*Required task*. Copy out lines with the word "infringement" from the material that follows.

Some records
+++
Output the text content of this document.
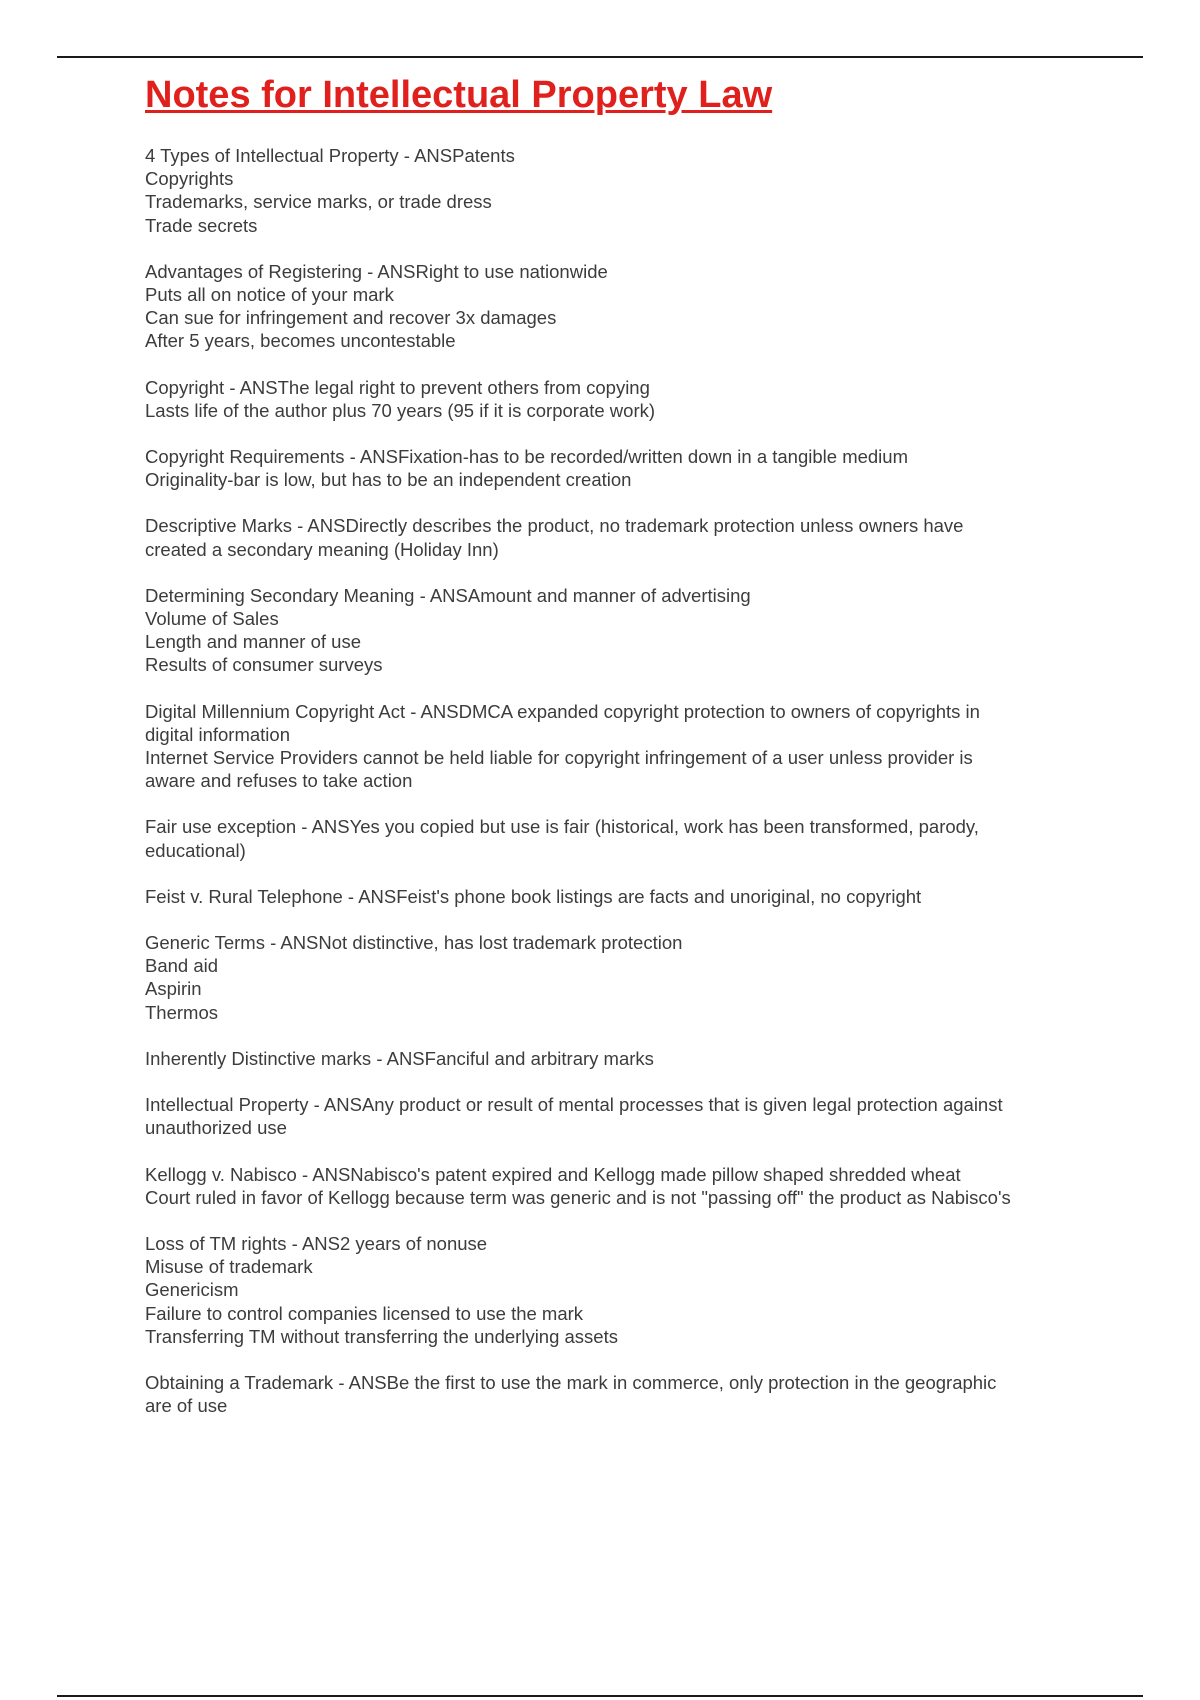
Notes for Intellectual Property Law
4 Types of Intellectual Property - ANSPatents
Copyrights
Trademarks, service marks, or trade dress
Trade secrets
Advantages of Registering - ANSRight to use nationwide
Puts all on notice of your mark
Can sue for infringement and recover 3x damages
After 5 years, becomes uncontestable
Copyright - ANSThe legal right to prevent others from copying
Lasts life of the author plus 70 years (95 if it is corporate work)
Copyright Requirements - ANSFixation-has to be recorded/written down in a tangible medium
Originality-bar is low, but has to be an independent creation
Descriptive Marks - ANSDirectly describes the product, no trademark protection unless owners have
created a secondary meaning (Holiday Inn)
Determining Secondary Meaning - ANSAmount and manner of advertising
Volume of Sales
Length and manner of use
Results of consumer surveys
Digital Millennium Copyright Act - ANSDMCA expanded copyright protection to owners of copyrights in
digital information
Internet Service Providers cannot be held liable for copyright infringement of a user unless provider is
aware and refuses to take action
Fair use exception - ANSYes you copied but use is fair (historical, work has been transformed, parody,
educational)
Feist v. Rural Telephone - ANSFeist's phone book listings are facts and unoriginal, no copyright
Generic Terms - ANSNot distinctive, has lost trademark protection
Band aid
Aspirin
Thermos
Inherently Distinctive marks - ANSFanciful and arbitrary marks
Intellectual Property - ANSAny product or result of mental processes that is given legal protection against
unauthorized use
Kellogg v. Nabisco - ANSNabisco's patent expired and Kellogg made pillow shaped shredded wheat
Court ruled in favor of Kellogg because term was generic and is not "passing off" the product as Nabisco's
Loss of TM rights - ANS2 years of nonuse
Misuse of trademark
Genericism
Failure to control companies licensed to use the mark
Transferring TM without transferring the underlying assets
Obtaining a Trademark - ANSBe the first to use the mark in commerce, only protection in the geographic
are of use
+++
*Answer to this task*.
Can sue for infringement and recover 3x damages
Internet Service Providers cannot be held liable for copyright infringement of a user unless provider is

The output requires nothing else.